§ **The problem**
What number of lines contain the word "JSON"? Reply with the number and nothing else.
#### Data records ####
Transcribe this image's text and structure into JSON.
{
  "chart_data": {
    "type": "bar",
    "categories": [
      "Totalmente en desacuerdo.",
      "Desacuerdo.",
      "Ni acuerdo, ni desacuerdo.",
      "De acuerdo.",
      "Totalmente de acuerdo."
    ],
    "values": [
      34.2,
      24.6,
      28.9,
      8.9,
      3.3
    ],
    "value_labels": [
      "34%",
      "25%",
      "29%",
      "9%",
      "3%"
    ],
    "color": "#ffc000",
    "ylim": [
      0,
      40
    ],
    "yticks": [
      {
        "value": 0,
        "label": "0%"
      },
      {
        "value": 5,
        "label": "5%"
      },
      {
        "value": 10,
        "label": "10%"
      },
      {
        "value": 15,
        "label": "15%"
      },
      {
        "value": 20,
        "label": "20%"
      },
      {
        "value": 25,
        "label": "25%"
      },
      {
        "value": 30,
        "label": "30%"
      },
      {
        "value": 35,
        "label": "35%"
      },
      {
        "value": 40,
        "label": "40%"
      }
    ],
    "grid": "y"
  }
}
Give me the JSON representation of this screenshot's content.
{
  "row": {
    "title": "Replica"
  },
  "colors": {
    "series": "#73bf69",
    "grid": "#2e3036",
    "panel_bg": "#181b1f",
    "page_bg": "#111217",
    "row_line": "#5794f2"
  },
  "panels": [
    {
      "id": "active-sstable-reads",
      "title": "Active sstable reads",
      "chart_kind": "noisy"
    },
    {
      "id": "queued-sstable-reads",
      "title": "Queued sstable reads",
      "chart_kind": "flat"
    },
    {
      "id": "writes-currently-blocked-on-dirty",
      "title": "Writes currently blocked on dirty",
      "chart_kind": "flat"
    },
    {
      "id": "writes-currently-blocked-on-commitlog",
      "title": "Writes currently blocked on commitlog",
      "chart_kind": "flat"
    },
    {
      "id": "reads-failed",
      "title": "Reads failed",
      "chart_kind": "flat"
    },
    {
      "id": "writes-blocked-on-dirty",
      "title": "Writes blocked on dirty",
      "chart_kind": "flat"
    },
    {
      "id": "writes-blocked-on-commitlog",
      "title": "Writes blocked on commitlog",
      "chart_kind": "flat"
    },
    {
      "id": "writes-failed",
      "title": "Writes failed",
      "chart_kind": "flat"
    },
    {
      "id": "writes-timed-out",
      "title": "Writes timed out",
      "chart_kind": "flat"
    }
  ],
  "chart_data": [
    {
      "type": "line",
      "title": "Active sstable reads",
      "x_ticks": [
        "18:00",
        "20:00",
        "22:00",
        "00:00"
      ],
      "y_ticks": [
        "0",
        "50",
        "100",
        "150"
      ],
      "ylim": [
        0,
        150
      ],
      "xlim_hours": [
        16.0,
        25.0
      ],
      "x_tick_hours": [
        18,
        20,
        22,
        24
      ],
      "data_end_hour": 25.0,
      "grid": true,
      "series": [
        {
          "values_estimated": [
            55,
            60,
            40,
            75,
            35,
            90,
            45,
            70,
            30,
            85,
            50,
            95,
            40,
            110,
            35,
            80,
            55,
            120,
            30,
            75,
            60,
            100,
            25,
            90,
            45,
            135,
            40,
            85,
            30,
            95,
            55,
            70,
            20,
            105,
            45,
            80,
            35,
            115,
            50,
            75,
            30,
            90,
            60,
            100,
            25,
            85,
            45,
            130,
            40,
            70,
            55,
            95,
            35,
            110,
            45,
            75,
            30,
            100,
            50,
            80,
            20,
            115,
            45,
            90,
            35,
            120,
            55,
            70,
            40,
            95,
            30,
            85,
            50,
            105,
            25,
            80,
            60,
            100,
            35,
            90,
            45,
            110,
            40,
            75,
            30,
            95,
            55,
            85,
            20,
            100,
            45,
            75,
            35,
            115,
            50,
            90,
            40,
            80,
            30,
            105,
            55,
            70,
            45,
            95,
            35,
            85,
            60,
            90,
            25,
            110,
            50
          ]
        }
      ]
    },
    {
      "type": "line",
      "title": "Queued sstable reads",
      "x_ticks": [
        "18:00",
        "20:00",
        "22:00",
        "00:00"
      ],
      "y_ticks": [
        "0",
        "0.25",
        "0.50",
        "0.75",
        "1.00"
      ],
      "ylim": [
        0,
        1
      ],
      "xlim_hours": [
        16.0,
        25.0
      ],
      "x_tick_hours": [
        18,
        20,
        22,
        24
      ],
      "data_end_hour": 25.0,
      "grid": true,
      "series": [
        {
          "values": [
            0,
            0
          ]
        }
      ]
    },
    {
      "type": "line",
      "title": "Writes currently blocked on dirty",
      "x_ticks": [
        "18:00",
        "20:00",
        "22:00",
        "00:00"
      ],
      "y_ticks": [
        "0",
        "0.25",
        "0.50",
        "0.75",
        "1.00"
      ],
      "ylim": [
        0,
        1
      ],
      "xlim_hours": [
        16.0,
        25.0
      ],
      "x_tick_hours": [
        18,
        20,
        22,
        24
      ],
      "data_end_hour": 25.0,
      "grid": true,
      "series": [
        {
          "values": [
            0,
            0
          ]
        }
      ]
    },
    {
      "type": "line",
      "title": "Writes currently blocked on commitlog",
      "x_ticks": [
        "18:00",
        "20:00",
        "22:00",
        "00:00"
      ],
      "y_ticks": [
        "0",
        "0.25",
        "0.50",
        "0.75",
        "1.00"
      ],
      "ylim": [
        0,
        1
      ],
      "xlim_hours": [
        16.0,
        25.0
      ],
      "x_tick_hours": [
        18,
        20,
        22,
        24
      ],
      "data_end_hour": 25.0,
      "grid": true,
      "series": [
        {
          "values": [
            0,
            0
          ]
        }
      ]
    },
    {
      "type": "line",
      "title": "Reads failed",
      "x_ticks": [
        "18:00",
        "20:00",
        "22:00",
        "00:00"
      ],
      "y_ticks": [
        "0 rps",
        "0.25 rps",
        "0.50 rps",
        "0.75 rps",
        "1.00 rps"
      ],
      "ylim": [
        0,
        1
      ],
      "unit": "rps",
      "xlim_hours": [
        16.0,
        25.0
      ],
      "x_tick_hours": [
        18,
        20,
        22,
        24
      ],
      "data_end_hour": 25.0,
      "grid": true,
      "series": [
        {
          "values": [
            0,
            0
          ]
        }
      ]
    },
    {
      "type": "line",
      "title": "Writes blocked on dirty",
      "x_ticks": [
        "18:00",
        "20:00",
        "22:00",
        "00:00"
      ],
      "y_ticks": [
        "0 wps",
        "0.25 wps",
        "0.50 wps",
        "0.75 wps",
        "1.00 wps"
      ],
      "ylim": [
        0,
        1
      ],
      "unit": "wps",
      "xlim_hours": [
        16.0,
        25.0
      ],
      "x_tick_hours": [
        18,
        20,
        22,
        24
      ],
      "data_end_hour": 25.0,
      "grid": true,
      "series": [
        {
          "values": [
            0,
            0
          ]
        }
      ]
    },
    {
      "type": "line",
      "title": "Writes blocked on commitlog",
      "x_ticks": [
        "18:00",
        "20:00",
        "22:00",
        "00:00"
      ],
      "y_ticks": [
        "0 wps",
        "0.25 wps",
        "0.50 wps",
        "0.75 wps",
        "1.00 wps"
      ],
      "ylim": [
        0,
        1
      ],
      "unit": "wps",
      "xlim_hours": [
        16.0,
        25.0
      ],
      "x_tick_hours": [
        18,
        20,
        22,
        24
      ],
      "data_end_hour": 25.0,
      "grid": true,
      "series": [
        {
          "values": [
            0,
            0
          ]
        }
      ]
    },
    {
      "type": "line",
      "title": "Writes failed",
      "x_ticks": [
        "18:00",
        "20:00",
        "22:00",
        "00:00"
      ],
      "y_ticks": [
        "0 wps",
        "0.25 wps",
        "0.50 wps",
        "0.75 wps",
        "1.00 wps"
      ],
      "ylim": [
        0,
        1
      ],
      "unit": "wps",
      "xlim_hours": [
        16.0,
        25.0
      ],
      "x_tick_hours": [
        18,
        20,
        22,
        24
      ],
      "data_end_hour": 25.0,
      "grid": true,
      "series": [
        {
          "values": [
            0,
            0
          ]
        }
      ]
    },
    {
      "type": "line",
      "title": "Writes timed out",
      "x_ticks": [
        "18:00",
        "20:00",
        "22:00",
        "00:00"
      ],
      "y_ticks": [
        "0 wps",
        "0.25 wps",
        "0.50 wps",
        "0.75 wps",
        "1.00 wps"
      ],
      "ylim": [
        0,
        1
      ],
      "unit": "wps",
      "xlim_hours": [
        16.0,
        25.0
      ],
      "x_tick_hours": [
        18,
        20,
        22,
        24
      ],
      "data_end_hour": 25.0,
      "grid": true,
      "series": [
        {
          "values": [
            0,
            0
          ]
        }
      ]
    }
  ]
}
####
§ **Response to the exercise**
2